→ **Required task**: Give back a single number, the count of lines containing the word "областной".

→ **Saved data entries**:
------------------------------------------------------------
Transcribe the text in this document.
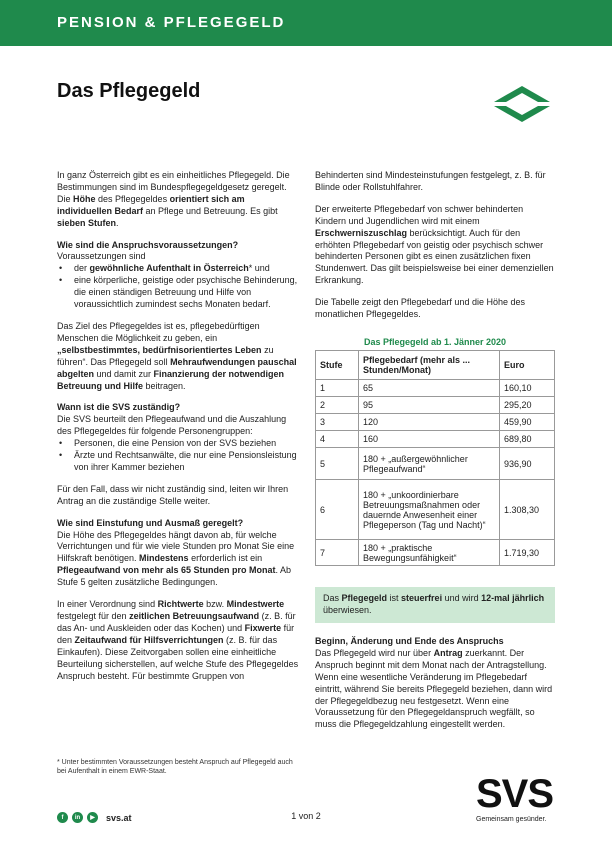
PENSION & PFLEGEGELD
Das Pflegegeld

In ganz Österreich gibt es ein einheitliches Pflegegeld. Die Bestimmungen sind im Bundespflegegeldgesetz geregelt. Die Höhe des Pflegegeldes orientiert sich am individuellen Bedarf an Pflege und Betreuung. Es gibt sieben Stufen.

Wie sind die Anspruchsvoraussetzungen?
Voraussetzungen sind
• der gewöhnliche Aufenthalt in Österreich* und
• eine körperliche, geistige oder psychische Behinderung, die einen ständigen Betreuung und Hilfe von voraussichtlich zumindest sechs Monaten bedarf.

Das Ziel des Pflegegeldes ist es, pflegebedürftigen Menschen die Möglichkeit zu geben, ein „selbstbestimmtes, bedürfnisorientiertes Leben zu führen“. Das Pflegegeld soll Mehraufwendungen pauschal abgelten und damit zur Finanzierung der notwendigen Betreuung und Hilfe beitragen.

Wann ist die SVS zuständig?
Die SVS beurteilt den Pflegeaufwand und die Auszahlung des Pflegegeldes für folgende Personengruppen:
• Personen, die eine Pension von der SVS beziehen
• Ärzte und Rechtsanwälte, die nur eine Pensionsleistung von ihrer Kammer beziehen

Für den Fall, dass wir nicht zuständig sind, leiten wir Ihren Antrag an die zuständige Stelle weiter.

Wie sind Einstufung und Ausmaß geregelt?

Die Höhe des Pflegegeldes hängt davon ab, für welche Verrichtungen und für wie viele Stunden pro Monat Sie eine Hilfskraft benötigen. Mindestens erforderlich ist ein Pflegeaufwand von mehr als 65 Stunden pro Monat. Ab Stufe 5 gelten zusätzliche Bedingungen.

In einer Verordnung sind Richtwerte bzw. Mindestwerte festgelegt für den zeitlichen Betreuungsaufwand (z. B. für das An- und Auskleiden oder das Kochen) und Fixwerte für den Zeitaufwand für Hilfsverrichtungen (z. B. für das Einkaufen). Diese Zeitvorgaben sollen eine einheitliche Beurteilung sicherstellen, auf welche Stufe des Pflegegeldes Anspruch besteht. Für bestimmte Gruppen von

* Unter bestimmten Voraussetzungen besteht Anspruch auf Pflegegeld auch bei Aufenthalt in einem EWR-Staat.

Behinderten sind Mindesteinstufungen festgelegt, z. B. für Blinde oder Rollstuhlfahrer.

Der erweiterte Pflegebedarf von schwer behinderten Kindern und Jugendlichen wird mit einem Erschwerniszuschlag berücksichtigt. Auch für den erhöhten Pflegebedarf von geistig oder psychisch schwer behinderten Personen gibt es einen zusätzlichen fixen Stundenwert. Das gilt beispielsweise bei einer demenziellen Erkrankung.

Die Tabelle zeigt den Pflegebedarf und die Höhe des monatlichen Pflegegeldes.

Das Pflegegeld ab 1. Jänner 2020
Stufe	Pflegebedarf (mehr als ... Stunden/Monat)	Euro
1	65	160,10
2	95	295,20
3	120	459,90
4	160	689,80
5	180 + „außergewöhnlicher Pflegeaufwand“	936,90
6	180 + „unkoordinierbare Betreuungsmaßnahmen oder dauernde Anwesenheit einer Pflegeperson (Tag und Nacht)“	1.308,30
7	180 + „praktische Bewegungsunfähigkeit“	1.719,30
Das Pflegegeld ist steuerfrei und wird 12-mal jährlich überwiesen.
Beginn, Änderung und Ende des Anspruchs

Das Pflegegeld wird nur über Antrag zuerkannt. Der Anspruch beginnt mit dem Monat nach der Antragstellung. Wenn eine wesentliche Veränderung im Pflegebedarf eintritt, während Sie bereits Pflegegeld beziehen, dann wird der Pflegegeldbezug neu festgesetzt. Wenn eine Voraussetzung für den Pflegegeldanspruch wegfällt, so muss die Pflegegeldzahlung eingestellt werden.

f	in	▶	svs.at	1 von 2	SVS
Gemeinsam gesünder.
------------------------------------------------------------
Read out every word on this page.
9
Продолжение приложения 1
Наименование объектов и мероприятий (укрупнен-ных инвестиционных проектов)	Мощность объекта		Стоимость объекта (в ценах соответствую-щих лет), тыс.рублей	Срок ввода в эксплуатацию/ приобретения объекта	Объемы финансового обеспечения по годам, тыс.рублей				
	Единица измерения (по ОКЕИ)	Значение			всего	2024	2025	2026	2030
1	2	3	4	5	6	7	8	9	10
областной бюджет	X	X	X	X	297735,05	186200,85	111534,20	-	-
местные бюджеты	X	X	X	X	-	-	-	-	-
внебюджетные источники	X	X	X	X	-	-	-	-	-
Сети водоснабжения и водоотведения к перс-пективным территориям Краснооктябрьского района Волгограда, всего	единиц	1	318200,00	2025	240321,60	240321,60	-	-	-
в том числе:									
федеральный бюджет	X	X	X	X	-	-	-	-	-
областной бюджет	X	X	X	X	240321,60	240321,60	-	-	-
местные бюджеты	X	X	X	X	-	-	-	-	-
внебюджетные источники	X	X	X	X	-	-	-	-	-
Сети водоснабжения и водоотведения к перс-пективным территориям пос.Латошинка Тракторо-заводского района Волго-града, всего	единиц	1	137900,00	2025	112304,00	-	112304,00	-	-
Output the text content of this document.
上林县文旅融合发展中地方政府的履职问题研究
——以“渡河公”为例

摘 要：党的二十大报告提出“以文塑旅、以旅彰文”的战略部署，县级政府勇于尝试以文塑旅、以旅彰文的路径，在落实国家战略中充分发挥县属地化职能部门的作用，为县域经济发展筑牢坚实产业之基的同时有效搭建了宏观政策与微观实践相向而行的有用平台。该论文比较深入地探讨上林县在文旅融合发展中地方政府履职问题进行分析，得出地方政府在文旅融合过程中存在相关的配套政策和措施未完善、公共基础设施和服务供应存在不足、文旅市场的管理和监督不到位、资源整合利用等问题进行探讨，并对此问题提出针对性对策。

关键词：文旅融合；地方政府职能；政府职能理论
------------------------------------------------------------
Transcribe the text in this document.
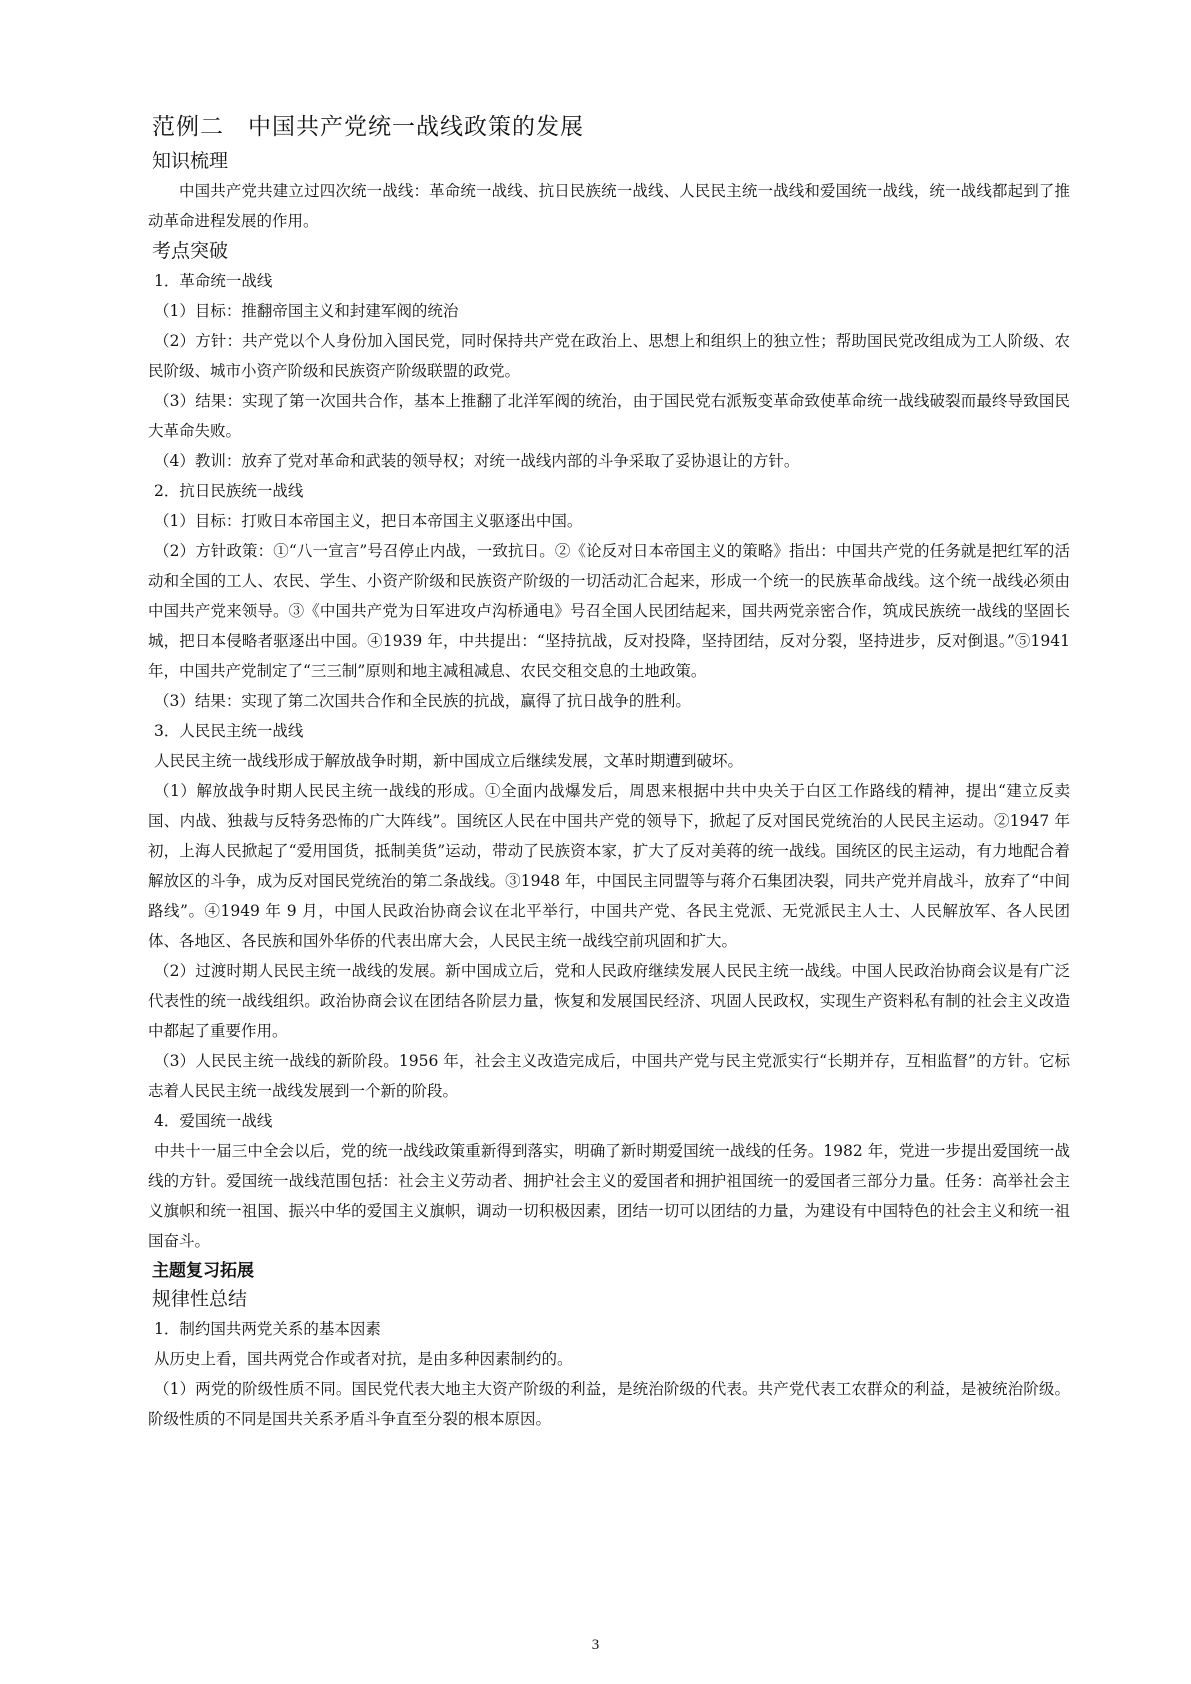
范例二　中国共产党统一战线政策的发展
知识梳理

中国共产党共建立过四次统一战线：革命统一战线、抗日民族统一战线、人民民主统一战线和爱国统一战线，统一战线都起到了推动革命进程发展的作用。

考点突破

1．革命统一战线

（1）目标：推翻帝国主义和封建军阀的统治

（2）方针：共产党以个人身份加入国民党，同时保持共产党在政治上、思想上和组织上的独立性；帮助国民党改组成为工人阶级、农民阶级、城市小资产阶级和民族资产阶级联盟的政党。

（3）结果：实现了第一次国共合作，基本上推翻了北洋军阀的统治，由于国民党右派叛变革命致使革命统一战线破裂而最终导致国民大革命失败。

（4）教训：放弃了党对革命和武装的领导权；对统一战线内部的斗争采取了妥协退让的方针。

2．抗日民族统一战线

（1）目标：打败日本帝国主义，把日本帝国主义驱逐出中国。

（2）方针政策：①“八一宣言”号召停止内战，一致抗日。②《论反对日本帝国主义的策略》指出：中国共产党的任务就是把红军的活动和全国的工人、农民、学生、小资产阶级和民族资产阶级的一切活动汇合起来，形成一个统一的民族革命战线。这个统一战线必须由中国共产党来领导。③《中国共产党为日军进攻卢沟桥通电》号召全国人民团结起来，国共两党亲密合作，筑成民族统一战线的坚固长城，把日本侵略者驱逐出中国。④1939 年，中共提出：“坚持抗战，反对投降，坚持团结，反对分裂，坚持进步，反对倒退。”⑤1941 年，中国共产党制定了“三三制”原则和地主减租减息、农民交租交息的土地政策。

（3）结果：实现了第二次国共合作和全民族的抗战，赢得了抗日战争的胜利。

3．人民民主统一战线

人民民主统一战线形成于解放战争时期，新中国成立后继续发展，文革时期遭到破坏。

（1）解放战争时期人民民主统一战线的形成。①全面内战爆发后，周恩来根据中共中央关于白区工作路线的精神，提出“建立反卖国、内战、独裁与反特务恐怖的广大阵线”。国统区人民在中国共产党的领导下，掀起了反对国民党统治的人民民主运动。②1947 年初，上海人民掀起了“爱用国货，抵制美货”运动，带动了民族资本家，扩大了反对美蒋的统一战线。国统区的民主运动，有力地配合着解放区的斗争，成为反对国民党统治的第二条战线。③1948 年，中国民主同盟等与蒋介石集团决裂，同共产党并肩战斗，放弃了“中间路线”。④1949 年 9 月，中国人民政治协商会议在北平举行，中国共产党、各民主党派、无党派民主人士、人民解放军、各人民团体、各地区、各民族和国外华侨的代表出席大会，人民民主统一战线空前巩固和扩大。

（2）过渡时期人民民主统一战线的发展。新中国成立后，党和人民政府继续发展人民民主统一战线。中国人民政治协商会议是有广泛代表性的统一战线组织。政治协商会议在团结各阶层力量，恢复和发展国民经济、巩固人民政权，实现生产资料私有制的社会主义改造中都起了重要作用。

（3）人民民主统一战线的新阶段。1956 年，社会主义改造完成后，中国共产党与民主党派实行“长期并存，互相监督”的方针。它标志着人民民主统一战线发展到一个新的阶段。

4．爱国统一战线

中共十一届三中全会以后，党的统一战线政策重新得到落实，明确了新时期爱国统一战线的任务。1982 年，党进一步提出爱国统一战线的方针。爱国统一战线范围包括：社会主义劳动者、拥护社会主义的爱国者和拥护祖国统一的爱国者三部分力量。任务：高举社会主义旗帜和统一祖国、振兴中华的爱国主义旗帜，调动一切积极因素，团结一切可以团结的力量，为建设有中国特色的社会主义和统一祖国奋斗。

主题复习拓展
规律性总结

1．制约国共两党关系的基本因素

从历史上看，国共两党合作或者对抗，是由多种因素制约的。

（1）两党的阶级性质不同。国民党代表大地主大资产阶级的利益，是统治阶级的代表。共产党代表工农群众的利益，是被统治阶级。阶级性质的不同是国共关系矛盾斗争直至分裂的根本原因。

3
------------------------------------------------------------
→ **Answer to the exercise**: 2